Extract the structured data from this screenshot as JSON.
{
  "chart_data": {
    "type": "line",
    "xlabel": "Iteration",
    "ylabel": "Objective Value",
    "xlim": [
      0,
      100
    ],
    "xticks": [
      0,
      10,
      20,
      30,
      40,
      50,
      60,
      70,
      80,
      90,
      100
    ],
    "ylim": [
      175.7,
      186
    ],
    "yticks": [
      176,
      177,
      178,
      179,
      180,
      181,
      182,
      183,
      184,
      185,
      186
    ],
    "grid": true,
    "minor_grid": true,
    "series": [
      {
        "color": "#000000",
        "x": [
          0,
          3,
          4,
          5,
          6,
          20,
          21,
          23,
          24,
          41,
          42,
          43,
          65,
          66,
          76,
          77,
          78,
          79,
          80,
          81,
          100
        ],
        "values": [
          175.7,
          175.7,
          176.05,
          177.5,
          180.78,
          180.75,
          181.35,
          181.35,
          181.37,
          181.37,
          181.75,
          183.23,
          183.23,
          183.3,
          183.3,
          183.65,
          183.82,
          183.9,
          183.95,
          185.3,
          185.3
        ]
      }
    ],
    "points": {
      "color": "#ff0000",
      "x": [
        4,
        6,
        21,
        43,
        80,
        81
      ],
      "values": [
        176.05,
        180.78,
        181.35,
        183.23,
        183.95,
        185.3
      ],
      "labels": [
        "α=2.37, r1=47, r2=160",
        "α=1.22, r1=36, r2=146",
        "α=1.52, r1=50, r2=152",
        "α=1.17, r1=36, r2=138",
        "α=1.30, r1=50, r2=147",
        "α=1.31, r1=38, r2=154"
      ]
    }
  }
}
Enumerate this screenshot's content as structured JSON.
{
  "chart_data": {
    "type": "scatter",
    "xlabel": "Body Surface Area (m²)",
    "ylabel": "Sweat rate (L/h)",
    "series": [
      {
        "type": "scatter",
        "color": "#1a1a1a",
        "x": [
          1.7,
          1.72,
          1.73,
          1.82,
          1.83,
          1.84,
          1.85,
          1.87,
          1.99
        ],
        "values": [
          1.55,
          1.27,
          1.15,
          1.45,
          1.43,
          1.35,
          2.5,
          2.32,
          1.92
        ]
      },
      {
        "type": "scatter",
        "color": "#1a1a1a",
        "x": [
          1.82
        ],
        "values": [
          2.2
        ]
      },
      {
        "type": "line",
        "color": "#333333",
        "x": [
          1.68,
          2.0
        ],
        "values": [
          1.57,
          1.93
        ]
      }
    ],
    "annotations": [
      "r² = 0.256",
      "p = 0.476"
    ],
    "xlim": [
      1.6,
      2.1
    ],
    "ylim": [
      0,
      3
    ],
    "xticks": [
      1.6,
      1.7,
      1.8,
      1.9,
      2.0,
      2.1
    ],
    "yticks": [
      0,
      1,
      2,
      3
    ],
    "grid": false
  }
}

▸ Set problem:
Isolate the lines above that contain the word "JSON" and copy them.

▸ Solution below:
Extract the structured data from this screenshot as JSON.
Enumerate this screenshot's content as structured JSON.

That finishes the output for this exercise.